* **What to work on**
Each record that follows should be repeated exactly, minus any images.

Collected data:
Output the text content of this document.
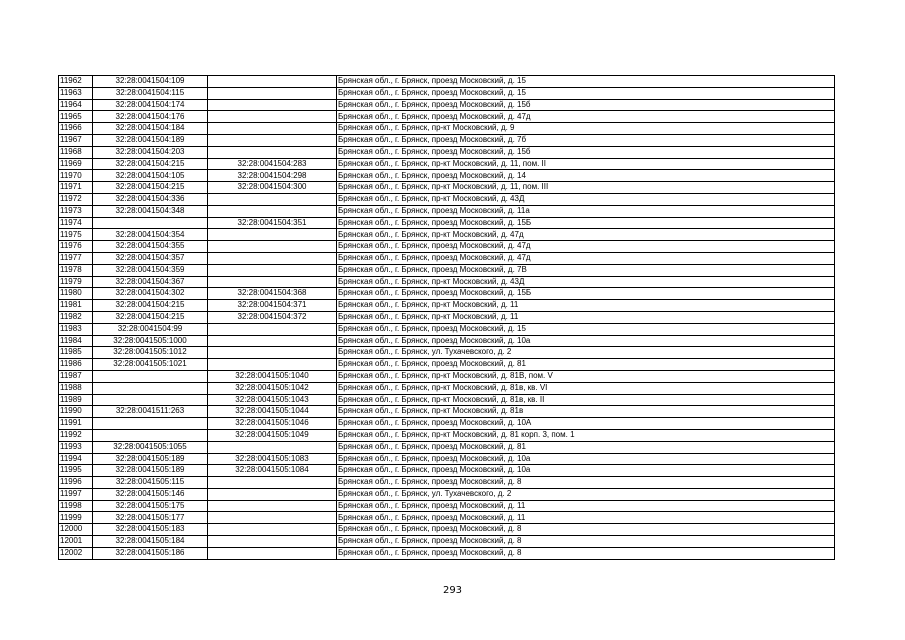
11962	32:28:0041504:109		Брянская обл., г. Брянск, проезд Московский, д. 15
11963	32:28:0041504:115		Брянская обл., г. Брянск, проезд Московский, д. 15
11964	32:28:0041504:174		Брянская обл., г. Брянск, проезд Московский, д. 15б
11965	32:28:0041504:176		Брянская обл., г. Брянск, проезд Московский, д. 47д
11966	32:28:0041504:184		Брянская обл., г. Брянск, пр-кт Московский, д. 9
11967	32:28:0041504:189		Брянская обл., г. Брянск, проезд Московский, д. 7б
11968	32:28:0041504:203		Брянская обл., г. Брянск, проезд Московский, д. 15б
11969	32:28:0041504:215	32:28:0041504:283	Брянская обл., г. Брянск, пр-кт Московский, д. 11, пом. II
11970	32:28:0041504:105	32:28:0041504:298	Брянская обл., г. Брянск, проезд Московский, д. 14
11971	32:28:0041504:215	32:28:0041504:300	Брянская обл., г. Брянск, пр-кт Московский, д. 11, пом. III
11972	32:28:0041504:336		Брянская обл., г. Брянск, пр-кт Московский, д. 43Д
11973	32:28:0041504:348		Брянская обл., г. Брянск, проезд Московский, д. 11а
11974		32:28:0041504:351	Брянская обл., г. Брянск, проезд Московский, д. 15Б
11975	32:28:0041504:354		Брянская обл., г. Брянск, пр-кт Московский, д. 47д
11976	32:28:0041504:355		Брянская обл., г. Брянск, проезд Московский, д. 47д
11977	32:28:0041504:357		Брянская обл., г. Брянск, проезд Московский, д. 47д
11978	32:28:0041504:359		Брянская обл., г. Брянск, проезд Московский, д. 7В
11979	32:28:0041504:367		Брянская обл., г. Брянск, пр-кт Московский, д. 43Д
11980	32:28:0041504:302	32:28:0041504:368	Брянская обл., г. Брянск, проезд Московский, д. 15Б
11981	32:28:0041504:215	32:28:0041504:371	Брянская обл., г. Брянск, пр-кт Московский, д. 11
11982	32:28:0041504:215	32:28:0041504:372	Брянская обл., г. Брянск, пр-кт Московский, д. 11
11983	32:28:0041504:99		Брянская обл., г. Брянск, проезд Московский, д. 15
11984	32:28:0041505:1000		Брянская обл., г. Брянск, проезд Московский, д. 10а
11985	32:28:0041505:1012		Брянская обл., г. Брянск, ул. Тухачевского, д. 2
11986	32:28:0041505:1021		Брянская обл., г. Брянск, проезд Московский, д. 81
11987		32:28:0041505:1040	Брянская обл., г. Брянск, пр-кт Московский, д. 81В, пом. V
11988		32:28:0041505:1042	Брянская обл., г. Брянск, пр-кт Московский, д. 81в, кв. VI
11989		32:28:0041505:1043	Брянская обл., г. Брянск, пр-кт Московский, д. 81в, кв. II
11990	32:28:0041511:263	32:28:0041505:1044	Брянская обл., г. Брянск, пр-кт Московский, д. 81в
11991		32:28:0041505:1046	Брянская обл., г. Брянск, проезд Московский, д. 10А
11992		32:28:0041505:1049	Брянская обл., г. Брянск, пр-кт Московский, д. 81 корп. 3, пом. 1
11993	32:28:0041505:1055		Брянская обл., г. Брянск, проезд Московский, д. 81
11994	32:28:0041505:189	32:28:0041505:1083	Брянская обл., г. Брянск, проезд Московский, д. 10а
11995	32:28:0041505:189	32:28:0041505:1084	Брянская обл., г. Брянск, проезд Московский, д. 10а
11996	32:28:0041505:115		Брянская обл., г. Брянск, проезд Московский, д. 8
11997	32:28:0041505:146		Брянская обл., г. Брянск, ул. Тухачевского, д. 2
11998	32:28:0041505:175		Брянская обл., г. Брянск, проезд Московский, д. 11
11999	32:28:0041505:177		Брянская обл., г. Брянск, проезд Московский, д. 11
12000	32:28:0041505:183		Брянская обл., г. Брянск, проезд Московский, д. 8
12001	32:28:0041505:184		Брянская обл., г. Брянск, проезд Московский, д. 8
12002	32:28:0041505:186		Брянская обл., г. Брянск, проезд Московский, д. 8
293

* **The answer**
Output the text content of this document.
11962	32:28:0041504:109		Брянская обл., г. Брянск, проезд Московский, д. 15
11963	32:28:0041504:115		Брянская обл., г. Брянск, проезд Московский, д. 15
11964	32:28:0041504:174		Брянская обл., г. Брянск, проезд Московский, д. 15б
11965	32:28:0041504:176		Брянская обл., г. Брянск, проезд Московский, д. 47д
11966	32:28:0041504:184		Брянская обл., г. Брянск, пр-кт Московский, д. 9
11967	32:28:0041504:189		Брянская обл., г. Брянск, проезд Московский, д. 7б
11968	32:28:0041504:203		Брянская обл., г. Брянск, проезд Московский, д. 15б
11969	32:28:0041504:215	32:28:0041504:283	Брянская обл., г. Брянск, пр-кт Московский, д. 11, пом. II
11970	32:28:0041504:105	32:28:0041504:298	Брянская обл., г. Брянск, проезд Московский, д. 14
11971	32:28:0041504:215	32:28:0041504:300	Брянская обл., г. Брянск, пр-кт Московский, д. 11, пом. III
11972	32:28:0041504:336		Брянская обл., г. Брянск, пр-кт Московский, д. 43Д
11973	32:28:0041504:348		Брянская обл., г. Брянск, проезд Московский, д. 11а
11974		32:28:0041504:351	Брянская обл., г. Брянск, проезд Московский, д. 15Б
11975	32:28:0041504:354		Брянская обл., г. Брянск, пр-кт Московский, д. 47д
11976	32:28:0041504:355		Брянская обл., г. Брянск, проезд Московский, д. 47д
11977	32:28:0041504:357		Брянская обл., г. Брянск, проезд Московский, д. 47д
11978	32:28:0041504:359		Брянская обл., г. Брянск, проезд Московский, д. 7В
11979	32:28:0041504:367		Брянская обл., г. Брянск, пр-кт Московский, д. 43Д
11980	32:28:0041504:302	32:28:0041504:368	Брянская обл., г. Брянск, проезд Московский, д. 15Б
11981	32:28:0041504:215	32:28:0041504:371	Брянская обл., г. Брянск, пр-кт Московский, д. 11
11982	32:28:0041504:215	32:28:0041504:372	Брянская обл., г. Брянск, пр-кт Московский, д. 11
11983	32:28:0041504:99		Брянская обл., г. Брянск, проезд Московский, д. 15
11984	32:28:0041505:1000		Брянская обл., г. Брянск, проезд Московский, д. 10а
11985	32:28:0041505:1012		Брянская обл., г. Брянск, ул. Тухачевского, д. 2
11986	32:28:0041505:1021		Брянская обл., г. Брянск, проезд Московский, д. 81
11987		32:28:0041505:1040	Брянская обл., г. Брянск, пр-кт Московский, д. 81В, пом. V
11988		32:28:0041505:1042	Брянская обл., г. Брянск, пр-кт Московский, д. 81в, кв. VI
11989		32:28:0041505:1043	Брянская обл., г. Брянск, пр-кт Московский, д. 81в, кв. II
11990	32:28:0041511:263	32:28:0041505:1044	Брянская обл., г. Брянск, пр-кт Московский, д. 81в
11991		32:28:0041505:1046	Брянская обл., г. Брянск, проезд Московский, д. 10А
11992		32:28:0041505:1049	Брянская обл., г. Брянск, пр-кт Московский, д. 81 корп. 3, пом. 1
11993	32:28:0041505:1055		Брянская обл., г. Брянск, проезд Московский, д. 81
11994	32:28:0041505:189	32:28:0041505:1083	Брянская обл., г. Брянск, проезд Московский, д. 10а
11995	32:28:0041505:189	32:28:0041505:1084	Брянская обл., г. Брянск, проезд Московский, д. 10а
11996	32:28:0041505:115		Брянская обл., г. Брянск, проезд Московский, д. 8
11997	32:28:0041505:146		Брянская обл., г. Брянск, ул. Тухачевского, д. 2
11998	32:28:0041505:175		Брянская обл., г. Брянск, проезд Московский, д. 11
11999	32:28:0041505:177		Брянская обл., г. Брянск, проезд Московский, д. 11
12000	32:28:0041505:183		Брянская обл., г. Брянск, проезд Московский, д. 8
12001	32:28:0041505:184		Брянская обл., г. Брянск, проезд Московский, д. 8
12002	32:28:0041505:186		Брянская обл., г. Брянск, проезд Московский, д. 8
293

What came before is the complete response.